Extracted records
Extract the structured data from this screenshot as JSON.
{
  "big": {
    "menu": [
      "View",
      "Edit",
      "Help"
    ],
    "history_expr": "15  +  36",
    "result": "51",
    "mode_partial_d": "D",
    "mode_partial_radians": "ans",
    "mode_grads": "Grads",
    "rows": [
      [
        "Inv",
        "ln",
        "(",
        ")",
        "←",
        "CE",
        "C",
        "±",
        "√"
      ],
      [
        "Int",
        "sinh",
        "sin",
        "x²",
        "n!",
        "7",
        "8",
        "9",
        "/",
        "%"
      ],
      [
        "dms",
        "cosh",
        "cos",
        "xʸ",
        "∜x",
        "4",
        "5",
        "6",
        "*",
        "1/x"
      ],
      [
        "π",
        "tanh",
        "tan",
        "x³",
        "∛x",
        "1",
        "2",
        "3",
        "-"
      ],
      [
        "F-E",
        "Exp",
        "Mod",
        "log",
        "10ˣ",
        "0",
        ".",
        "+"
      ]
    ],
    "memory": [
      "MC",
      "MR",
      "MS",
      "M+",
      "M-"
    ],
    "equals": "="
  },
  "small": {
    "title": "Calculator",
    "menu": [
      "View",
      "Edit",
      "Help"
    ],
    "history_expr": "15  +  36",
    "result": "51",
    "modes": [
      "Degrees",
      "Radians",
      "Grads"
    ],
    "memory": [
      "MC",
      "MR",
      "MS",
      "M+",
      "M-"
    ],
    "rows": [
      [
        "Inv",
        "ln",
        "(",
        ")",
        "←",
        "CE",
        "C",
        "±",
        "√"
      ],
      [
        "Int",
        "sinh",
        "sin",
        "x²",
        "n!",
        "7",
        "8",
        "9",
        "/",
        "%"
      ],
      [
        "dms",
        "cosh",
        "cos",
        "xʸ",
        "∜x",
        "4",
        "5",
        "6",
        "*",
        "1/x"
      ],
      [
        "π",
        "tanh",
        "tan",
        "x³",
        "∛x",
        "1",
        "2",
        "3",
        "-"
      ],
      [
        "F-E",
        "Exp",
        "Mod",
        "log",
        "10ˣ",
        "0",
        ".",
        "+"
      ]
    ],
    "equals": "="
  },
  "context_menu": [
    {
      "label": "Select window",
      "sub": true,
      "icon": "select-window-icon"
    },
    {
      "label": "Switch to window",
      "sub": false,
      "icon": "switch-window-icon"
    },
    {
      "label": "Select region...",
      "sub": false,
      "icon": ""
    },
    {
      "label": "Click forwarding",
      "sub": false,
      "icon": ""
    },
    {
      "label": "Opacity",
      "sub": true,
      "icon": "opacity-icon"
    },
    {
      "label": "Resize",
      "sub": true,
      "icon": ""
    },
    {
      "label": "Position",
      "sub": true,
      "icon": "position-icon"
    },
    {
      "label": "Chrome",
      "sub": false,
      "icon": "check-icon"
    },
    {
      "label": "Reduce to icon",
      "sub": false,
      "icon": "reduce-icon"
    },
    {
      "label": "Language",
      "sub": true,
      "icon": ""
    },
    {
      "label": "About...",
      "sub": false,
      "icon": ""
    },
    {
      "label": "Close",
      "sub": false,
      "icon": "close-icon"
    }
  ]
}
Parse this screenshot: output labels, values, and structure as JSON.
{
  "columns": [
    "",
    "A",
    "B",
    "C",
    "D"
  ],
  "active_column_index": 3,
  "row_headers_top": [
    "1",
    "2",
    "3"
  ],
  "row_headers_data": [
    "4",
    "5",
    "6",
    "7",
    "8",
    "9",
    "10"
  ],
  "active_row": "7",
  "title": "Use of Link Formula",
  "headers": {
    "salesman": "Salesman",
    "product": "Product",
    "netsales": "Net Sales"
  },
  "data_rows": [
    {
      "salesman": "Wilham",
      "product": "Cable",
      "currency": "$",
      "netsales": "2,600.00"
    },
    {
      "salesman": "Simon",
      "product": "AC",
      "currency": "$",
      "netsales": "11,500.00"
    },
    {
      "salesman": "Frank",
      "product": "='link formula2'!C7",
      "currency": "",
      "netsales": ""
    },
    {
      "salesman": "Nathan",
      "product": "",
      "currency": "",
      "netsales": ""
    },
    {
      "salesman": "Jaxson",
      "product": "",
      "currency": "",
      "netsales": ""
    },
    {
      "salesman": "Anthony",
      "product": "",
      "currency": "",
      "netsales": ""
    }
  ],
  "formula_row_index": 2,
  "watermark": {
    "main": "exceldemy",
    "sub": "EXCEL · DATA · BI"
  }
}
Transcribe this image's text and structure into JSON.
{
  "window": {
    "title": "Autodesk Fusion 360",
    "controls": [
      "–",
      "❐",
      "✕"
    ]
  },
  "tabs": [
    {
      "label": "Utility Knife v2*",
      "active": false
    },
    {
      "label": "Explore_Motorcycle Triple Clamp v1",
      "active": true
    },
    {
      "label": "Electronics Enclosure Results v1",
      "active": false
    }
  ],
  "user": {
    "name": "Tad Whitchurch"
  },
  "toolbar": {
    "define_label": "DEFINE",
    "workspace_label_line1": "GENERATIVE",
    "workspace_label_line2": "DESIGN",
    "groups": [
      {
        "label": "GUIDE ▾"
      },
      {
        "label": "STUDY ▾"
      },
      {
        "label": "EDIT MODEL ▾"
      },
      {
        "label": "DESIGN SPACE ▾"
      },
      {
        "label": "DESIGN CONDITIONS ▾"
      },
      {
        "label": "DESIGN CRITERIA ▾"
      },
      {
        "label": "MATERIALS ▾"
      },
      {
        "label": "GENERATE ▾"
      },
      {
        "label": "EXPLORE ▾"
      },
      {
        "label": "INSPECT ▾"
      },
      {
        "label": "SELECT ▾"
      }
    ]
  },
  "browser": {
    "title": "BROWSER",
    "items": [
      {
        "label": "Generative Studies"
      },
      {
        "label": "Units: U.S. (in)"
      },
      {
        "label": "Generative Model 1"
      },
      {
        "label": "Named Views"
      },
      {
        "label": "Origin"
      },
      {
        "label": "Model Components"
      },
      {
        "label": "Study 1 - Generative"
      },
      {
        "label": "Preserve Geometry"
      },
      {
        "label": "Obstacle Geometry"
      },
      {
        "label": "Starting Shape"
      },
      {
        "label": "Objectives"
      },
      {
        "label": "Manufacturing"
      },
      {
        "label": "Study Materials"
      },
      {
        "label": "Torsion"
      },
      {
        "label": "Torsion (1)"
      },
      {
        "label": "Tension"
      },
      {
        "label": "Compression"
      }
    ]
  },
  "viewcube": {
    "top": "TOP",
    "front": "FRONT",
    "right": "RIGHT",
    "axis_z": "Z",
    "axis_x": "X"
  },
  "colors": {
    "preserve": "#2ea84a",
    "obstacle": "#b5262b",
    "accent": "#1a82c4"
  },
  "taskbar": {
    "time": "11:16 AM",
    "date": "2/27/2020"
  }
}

- Work to do -
Faithfully reproduce all of the records, character for character.

- Task response -
Extract the structured data from this screenshot as JSON.
{
  "big": {
    "menu": [
      "View",
      "Edit",
      "Help"
    ],
    "history_expr": "15  +  36",
    "result": "51",
    "mode_partial_d": "D",
    "mode_partial_radians": "ans",
    "mode_grads": "Grads",
    "rows": [
      [
        "Inv",
        "ln",
        "(",
        ")",
        "←",
        "CE",
        "C",
        "±",
        "√"
      ],
      [
        "Int",
        "sinh",
        "sin",
        "x²",
        "n!",
        "7",
        "8",
        "9",
        "/",
        "%"
      ],
      [
        "dms",
        "cosh",
        "cos",
        "xʸ",
        "∜x",
        "4",
        "5",
        "6",
        "*",
        "1/x"
      ],
      [
        "π",
        "tanh",
        "tan",
        "x³",
        "∛x",
        "1",
        "2",
        "3",
        "-"
      ],
      [
        "F-E",
        "Exp",
        "Mod",
        "log",
        "10ˣ",
        "0",
        ".",
        "+"
      ]
    ],
    "memory": [
      "MC",
      "MR",
      "MS",
      "M+",
      "M-"
    ],
    "equals": "="
  },
  "small": {
    "title": "Calculator",
    "menu": [
      "View",
      "Edit",
      "Help"
    ],
    "history_expr": "15  +  36",
    "result": "51",
    "modes": [
      "Degrees",
      "Radians",
      "Grads"
    ],
    "memory": [
      "MC",
      "MR",
      "MS",
      "M+",
      "M-"
    ],
    "rows": [
      [
        "Inv",
        "ln",
        "(",
        ")",
        "←",
        "CE",
        "C",
        "±",
        "√"
      ],
      [
        "Int",
        "sinh",
        "sin",
        "x²",
        "n!",
        "7",
        "8",
        "9",
        "/",
        "%"
      ],
      [
        "dms",
        "cosh",
        "cos",
        "xʸ",
        "∜x",
        "4",
        "5",
        "6",
        "*",
        "1/x"
      ],
      [
        "π",
        "tanh",
        "tan",
        "x³",
        "∛x",
        "1",
        "2",
        "3",
        "-"
      ],
      [
        "F-E",
        "Exp",
        "Mod",
        "log",
        "10ˣ",
        "0",
        ".",
        "+"
      ]
    ],
    "equals": "="
  },
  "context_menu": [
    {
      "label": "Select window",
      "sub": true,
      "icon": "select-window-icon"
    },
    {
      "label": "Switch to window",
      "sub": false,
      "icon": "switch-window-icon"
    },
    {
      "label": "Select region...",
      "sub": false,
      "icon": ""
    },
    {
      "label": "Click forwarding",
      "sub": false,
      "icon": ""
    },
    {
      "label": "Opacity",
      "sub": true,
      "icon": "opacity-icon"
    },
    {
      "label": "Resize",
      "sub": true,
      "icon": ""
    },
    {
      "label": "Position",
      "sub": true,
      "icon": "position-icon"
    },
    {
      "label": "Chrome",
      "sub": false,
      "icon": "check-icon"
    },
    {
      "label": "Reduce to icon",
      "sub": false,
      "icon": "reduce-icon"
    },
    {
      "label": "Language",
      "sub": true,
      "icon": ""
    },
    {
      "label": "About...",
      "sub": false,
      "icon": ""
    },
    {
      "label": "Close",
      "sub": false,
      "icon": "close-icon"
    }
  ]
}
Parse this screenshot: output labels, values, and structure as JSON.
{
  "columns": [
    "",
    "A",
    "B",
    "C",
    "D"
  ],
  "active_column_index": 3,
  "row_headers_top": [
    "1",
    "2",
    "3"
  ],
  "row_headers_data": [
    "4",
    "5",
    "6",
    "7",
    "8",
    "9",
    "10"
  ],
  "active_row": "7",
  "title": "Use of Link Formula",
  "headers": {
    "salesman": "Salesman",
    "product": "Product",
    "netsales": "Net Sales"
  },
  "data_rows": [
    {
      "salesman": "Wilham",
      "product": "Cable",
      "currency": "$",
      "netsales": "2,600.00"
    },
    {
      "salesman": "Simon",
      "product": "AC",
      "currency": "$",
      "netsales": "11,500.00"
    },
    {
      "salesman": "Frank",
      "product": "='link formula2'!C7",
      "currency": "",
      "netsales": ""
    },
    {
      "salesman": "Nathan",
      "product": "",
      "currency": "",
      "netsales": ""
    },
    {
      "salesman": "Jaxson",
      "product": "",
      "currency": "",
      "netsales": ""
    },
    {
      "salesman": "Anthony",
      "product": "",
      "currency": "",
      "netsales": ""
    }
  ],
  "formula_row_index": 2,
  "watermark": {
    "main": "exceldemy",
    "sub": "EXCEL · DATA · BI"
  }
}
Transcribe this image's text and structure into JSON.
{
  "window": {
    "title": "Autodesk Fusion 360",
    "controls": [
      "–",
      "❐",
      "✕"
    ]
  },
  "tabs": [
    {
      "label": "Utility Knife v2*",
      "active": false
    },
    {
      "label": "Explore_Motorcycle Triple Clamp v1",
      "active": true
    },
    {
      "label": "Electronics Enclosure Results v1",
      "active": false
    }
  ],
  "user": {
    "name": "Tad Whitchurch"
  },
  "toolbar": {
    "define_label": "DEFINE",
    "workspace_label_line1": "GENERATIVE",
    "workspace_label_line2": "DESIGN",
    "groups": [
      {
        "label": "GUIDE ▾"
      },
      {
        "label": "STUDY ▾"
      },
      {
        "label": "EDIT MODEL ▾"
      },
      {
        "label": "DESIGN SPACE ▾"
      },
      {
        "label": "DESIGN CONDITIONS ▾"
      },
      {
        "label": "DESIGN CRITERIA ▾"
      },
      {
        "label": "MATERIALS ▾"
      },
      {
        "label": "GENERATE ▾"
      },
      {
        "label": "EXPLORE ▾"
      },
      {
        "label": "INSPECT ▾"
      },
      {
        "label": "SELECT ▾"
      }
    ]
  },
  "browser": {
    "title": "BROWSER",
    "items": [
      {
        "label": "Generative Studies"
      },
      {
        "label": "Units: U.S. (in)"
      },
      {
        "label": "Generative Model 1"
      },
      {
        "label": "Named Views"
      },
      {
        "label": "Origin"
      },
      {
        "label": "Model Components"
      },
      {
        "label": "Study 1 - Generative"
      },
      {
        "label": "Preserve Geometry"
      },
      {
        "label": "Obstacle Geometry"
      },
      {
        "label": "Starting Shape"
      },
      {
        "label": "Objectives"
      },
      {
        "label": "Manufacturing"
      },
      {
        "label": "Study Materials"
      },
      {
        "label": "Torsion"
      },
      {
        "label": "Torsion (1)"
      },
      {
        "label": "Tension"
      },
      {
        "label": "Compression"
      }
    ]
  },
  "viewcube": {
    "top": "TOP",
    "front": "FRONT",
    "right": "RIGHT",
    "axis_z": "Z",
    "axis_x": "X"
  },
  "colors": {
    "preserve": "#2ea84a",
    "obstacle": "#b5262b",
    "accent": "#1a82c4"
  },
  "taskbar": {
    "time": "11:16 AM",
    "date": "2/27/2020"
  }
}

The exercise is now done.